Start Exercise input
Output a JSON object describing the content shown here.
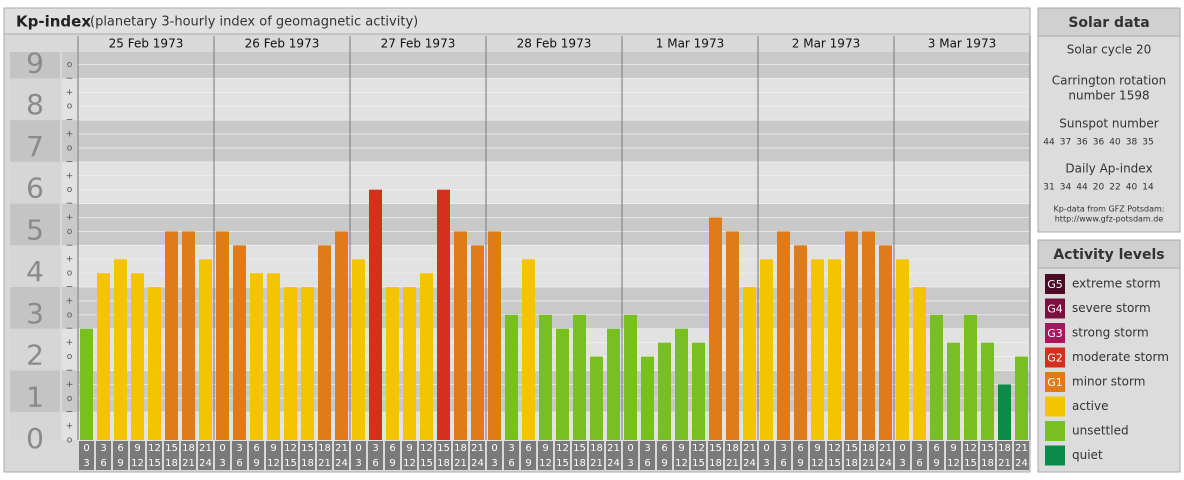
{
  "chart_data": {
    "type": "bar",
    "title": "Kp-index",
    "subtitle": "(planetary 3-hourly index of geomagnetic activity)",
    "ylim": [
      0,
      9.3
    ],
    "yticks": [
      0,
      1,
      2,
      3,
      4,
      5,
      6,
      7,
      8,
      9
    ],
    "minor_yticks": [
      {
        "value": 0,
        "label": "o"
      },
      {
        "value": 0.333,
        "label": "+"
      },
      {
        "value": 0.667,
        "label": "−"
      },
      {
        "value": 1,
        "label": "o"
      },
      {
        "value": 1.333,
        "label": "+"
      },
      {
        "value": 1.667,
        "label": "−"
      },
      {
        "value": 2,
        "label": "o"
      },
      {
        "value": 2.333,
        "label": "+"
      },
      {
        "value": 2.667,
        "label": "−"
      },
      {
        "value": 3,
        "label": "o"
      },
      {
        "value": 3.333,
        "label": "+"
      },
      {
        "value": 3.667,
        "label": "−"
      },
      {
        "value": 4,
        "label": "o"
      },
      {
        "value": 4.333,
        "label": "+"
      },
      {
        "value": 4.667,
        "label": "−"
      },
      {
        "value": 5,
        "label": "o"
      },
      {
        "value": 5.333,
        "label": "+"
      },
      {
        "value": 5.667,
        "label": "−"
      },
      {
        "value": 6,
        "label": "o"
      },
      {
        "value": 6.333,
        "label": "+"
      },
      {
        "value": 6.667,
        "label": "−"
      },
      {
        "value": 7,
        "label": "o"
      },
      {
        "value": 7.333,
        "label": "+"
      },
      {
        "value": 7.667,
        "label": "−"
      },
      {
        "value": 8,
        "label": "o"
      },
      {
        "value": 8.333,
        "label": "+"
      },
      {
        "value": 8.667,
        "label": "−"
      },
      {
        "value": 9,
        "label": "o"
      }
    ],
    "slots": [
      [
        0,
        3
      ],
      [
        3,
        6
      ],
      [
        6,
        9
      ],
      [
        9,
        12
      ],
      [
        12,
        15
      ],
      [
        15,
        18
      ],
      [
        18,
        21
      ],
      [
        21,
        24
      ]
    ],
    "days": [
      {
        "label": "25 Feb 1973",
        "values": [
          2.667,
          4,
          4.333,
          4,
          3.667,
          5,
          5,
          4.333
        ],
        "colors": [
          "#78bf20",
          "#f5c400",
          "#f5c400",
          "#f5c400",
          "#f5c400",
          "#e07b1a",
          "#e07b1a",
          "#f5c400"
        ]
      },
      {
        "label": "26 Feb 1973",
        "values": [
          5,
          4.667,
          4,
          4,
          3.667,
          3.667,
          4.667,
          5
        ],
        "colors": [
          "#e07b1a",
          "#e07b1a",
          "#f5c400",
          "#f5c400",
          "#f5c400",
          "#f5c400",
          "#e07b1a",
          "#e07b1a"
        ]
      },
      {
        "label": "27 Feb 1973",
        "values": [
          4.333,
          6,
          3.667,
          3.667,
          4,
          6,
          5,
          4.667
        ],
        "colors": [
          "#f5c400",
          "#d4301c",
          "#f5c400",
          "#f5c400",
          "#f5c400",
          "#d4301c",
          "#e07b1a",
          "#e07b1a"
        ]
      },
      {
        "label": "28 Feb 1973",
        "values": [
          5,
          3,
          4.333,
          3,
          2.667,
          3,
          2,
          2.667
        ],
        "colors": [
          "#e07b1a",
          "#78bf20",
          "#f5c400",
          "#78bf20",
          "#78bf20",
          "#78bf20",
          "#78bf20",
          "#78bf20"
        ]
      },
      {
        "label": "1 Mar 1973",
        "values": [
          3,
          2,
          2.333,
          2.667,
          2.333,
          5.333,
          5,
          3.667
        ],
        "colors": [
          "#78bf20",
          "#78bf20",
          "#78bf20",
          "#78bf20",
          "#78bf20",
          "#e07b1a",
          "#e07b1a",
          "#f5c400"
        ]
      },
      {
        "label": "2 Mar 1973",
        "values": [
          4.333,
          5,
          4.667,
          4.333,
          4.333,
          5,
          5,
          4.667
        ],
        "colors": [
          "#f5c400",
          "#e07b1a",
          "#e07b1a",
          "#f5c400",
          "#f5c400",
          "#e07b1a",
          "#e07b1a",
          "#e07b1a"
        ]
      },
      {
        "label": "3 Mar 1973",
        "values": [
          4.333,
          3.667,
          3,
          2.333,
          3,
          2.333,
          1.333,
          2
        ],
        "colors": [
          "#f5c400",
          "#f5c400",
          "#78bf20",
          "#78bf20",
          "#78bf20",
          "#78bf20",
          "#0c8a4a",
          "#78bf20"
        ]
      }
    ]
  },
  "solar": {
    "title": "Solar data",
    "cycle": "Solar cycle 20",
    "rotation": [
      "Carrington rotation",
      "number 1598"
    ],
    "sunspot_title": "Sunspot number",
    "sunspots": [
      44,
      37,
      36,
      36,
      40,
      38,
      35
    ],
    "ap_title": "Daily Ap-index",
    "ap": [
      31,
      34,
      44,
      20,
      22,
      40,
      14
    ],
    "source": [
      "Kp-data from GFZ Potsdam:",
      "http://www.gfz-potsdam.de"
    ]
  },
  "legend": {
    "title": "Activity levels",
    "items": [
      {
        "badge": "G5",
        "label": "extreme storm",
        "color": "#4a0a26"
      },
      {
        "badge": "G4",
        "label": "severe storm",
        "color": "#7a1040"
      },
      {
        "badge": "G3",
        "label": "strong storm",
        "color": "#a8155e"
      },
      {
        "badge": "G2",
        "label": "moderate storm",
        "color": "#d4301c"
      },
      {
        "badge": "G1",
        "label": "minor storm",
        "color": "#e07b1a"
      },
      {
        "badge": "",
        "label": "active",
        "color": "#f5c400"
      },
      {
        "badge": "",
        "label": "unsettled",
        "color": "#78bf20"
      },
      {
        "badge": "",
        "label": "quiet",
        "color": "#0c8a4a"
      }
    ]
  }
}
End Exercise input
Start Exercise input
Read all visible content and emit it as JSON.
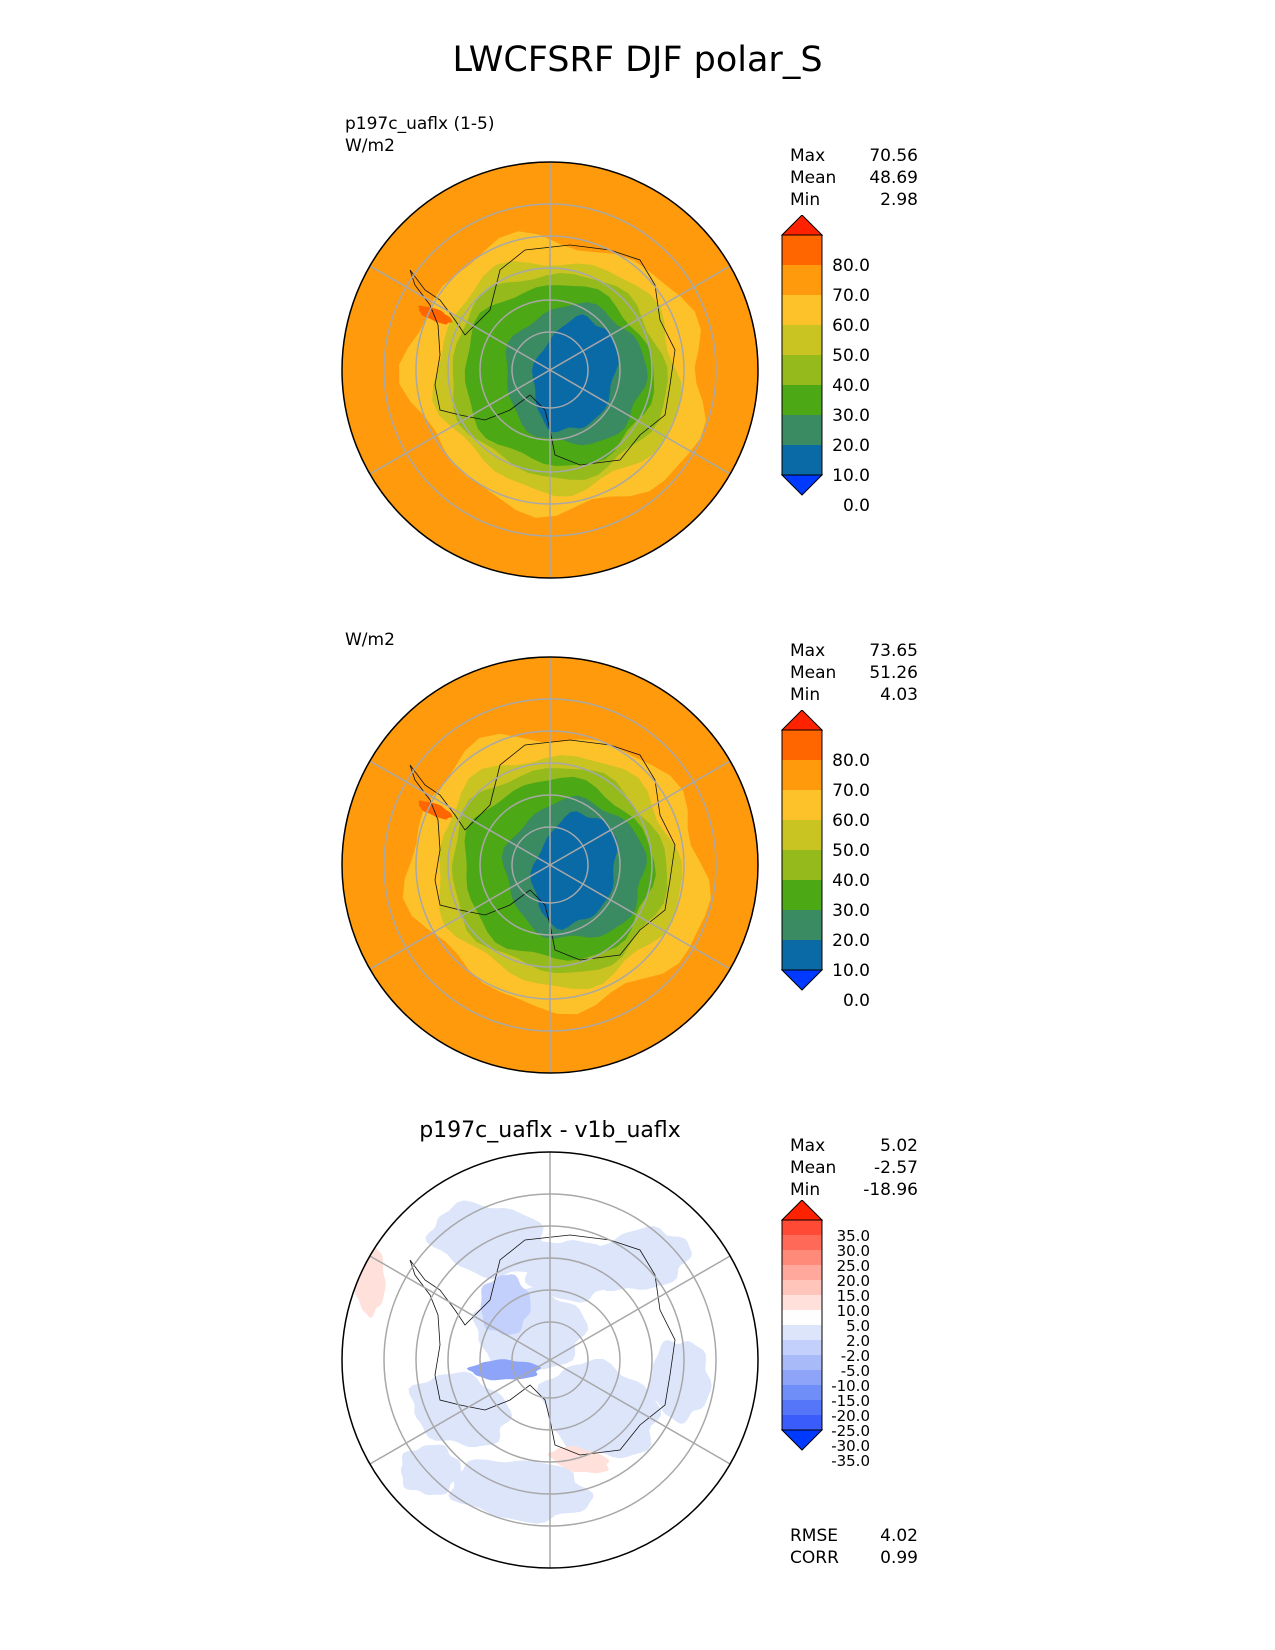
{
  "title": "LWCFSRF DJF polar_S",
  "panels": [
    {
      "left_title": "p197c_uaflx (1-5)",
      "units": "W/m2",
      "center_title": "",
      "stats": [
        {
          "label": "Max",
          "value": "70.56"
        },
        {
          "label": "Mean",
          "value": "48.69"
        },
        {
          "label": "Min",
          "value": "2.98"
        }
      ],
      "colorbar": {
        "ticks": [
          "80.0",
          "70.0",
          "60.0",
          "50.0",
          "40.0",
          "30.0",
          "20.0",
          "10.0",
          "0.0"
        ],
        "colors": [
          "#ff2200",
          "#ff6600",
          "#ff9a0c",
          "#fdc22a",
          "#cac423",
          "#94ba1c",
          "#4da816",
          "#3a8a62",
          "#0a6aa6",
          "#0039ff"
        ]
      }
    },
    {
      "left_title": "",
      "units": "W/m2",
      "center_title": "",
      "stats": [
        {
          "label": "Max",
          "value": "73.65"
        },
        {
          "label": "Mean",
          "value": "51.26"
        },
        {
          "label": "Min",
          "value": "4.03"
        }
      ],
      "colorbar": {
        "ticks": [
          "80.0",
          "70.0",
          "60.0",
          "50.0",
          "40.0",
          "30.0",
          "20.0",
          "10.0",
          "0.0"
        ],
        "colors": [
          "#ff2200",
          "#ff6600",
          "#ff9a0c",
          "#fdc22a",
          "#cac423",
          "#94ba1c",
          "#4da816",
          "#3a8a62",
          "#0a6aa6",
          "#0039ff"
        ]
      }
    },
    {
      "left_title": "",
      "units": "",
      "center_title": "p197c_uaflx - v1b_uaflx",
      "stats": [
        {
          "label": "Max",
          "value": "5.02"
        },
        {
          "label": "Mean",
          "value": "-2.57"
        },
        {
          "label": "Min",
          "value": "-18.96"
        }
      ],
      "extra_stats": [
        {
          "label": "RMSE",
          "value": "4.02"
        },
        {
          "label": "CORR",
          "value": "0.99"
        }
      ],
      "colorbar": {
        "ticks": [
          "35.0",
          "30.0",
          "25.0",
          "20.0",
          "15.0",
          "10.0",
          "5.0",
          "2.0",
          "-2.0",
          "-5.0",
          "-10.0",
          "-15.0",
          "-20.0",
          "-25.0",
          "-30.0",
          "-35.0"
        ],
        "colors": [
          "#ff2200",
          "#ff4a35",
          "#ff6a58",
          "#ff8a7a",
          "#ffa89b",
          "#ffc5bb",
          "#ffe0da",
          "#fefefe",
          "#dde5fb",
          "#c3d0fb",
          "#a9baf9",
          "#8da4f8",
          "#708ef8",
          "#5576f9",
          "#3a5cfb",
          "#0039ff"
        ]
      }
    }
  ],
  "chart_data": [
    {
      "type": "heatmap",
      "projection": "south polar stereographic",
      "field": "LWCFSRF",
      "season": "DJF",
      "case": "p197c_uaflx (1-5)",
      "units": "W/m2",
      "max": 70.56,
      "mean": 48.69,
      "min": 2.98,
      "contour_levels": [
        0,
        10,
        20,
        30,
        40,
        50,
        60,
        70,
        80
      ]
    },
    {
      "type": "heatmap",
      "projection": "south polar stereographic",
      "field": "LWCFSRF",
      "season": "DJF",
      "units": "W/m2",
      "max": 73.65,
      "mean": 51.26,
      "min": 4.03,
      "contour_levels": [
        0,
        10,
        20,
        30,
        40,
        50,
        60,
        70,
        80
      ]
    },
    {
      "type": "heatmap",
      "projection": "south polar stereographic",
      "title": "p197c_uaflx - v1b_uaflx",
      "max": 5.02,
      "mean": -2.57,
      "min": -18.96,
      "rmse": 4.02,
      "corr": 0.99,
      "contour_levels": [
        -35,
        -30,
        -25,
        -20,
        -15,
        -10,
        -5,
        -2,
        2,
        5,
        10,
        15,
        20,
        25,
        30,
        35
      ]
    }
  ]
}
End Exercise input
Start Exercise input
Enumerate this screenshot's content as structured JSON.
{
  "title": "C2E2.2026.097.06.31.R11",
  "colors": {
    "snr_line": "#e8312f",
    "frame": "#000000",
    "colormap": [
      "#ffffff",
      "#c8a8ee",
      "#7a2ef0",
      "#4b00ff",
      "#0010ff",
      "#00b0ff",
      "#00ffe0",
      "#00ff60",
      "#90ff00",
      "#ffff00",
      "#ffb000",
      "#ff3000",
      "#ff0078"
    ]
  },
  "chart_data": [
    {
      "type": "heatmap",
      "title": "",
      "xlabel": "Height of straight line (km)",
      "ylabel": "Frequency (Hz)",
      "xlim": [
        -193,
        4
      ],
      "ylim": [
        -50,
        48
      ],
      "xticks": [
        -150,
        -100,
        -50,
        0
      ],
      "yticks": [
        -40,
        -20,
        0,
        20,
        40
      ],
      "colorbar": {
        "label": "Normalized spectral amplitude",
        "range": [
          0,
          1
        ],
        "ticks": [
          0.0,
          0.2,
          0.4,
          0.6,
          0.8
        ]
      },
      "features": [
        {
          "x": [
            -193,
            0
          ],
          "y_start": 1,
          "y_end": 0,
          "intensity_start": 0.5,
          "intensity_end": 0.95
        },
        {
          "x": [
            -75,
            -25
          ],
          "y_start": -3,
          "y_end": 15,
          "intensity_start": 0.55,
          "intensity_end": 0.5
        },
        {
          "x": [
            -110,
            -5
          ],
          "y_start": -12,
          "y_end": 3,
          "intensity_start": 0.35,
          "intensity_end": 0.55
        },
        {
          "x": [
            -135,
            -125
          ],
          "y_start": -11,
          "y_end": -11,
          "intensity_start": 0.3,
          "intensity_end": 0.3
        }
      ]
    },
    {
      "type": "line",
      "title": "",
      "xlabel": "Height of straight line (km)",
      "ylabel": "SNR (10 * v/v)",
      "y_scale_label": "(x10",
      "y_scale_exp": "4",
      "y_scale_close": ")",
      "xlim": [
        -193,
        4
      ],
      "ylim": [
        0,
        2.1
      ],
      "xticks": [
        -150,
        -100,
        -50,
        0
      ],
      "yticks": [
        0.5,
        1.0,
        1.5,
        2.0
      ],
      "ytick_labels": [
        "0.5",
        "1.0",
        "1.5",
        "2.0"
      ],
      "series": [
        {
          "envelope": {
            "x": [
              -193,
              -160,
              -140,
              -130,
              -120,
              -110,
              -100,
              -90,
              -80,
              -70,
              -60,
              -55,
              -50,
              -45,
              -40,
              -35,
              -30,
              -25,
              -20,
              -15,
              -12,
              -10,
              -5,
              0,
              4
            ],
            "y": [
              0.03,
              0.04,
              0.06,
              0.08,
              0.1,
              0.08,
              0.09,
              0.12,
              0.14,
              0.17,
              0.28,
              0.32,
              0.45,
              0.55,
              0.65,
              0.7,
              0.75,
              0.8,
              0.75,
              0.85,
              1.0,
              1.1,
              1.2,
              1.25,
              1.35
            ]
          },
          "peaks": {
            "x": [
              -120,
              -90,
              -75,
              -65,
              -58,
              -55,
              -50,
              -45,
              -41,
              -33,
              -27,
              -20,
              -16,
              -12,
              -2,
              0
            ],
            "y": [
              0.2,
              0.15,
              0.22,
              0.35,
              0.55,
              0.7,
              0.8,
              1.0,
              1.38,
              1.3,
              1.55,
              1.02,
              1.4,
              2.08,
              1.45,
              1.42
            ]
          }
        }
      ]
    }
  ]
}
End Exercise input
What you have to do:
Pick out each line in the material containing "content".

Result:
Output a JSON object describing the content shown here.
Read all visible content and emit it as JSON.
Enumerate this screenshot's content as structured JSON.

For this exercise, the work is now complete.